● Input data:
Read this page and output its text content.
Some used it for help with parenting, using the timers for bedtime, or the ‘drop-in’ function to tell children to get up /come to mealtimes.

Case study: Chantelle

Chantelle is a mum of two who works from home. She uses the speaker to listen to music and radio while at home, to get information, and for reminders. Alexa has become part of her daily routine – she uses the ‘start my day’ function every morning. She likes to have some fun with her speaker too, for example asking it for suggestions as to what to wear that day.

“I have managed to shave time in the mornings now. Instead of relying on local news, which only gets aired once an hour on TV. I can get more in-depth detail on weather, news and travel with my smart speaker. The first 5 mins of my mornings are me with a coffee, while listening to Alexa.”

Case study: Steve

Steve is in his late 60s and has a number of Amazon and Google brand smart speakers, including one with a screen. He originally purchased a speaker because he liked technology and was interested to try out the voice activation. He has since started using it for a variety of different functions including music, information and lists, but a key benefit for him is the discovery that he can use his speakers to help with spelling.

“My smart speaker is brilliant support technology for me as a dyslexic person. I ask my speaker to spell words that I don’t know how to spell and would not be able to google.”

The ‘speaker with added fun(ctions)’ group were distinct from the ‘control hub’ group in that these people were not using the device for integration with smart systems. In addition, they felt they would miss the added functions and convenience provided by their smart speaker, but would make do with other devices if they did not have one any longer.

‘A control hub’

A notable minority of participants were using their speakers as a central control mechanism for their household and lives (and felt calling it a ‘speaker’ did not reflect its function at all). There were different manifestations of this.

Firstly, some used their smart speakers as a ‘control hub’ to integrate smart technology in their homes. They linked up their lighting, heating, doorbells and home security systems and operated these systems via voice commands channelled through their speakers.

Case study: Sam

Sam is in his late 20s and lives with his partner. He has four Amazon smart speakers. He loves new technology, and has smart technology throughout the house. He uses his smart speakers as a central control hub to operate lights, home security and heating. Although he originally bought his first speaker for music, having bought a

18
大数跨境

● Task statement: Return each full line of the entries that contains the word "Case".

● Answer for this exercise:
Case study: Chantelle
Case study: Steve
Case study: Sam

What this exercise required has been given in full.